>> Begin Provided records

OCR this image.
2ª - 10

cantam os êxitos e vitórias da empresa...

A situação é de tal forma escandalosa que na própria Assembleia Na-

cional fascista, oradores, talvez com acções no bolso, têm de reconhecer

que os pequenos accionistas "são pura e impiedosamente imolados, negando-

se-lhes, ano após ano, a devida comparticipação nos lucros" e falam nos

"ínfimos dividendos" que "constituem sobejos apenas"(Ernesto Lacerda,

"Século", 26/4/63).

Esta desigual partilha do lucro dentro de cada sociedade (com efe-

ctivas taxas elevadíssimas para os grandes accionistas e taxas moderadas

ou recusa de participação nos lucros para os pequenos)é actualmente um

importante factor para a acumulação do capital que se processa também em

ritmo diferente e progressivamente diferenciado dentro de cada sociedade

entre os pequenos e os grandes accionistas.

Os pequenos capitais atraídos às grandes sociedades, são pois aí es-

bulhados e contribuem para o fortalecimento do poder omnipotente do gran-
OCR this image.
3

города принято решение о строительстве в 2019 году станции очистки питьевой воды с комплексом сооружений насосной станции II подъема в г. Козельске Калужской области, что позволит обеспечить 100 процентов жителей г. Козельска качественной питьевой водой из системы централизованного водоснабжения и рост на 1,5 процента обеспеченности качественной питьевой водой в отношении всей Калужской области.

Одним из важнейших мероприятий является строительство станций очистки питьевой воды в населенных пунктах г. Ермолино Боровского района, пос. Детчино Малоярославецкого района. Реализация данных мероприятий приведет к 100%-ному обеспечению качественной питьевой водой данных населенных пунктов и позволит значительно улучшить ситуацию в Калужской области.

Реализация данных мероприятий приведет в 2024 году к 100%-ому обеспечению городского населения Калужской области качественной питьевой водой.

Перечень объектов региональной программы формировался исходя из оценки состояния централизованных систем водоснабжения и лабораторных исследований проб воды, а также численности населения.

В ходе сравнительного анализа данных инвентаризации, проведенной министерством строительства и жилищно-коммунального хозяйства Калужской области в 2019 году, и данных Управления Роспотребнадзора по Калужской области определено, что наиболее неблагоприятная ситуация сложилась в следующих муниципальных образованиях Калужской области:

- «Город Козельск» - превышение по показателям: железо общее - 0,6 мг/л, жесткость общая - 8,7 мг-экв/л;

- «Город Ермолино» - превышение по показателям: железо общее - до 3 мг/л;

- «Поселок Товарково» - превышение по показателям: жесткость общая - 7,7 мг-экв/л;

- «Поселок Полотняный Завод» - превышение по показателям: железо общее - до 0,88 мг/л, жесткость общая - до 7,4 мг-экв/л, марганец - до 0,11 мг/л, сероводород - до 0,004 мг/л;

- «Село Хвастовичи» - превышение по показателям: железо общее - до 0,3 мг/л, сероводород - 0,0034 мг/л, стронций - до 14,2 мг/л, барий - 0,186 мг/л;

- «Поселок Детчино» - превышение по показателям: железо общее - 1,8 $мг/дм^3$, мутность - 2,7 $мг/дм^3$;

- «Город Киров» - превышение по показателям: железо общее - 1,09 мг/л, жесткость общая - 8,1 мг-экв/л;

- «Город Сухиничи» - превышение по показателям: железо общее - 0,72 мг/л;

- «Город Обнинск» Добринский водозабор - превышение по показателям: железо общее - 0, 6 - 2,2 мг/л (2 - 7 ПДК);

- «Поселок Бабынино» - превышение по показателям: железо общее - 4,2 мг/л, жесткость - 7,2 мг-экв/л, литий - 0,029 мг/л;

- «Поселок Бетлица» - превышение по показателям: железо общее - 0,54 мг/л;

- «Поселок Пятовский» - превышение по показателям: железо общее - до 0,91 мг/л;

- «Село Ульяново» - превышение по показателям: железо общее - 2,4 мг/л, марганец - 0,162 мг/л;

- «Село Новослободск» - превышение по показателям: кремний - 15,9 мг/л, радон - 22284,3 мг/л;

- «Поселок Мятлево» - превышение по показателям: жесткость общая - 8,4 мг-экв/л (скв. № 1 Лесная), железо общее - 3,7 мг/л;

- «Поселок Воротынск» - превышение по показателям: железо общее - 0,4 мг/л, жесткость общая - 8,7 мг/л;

>> End Provided records

» Set task: Using the listing above, pull out all lines that hold the word "приведет".

» Solution:
Одним из важнейших мероприятий является строительство станций очистки питьевой воды в населенных пунктах г. Ермолино Боровского района, пос. Детчино Малоярославецкого района. Реализация данных мероприятий приведет к 100%-ному обеспечению качественной питьевой водой данных населенных пунктов и позволит значительно улучшить ситуацию в Калужской области.
Реализация данных мероприятий приведет в 2024 году к 100%-ому обеспечению городского населения Калужской области качественной питьевой водой.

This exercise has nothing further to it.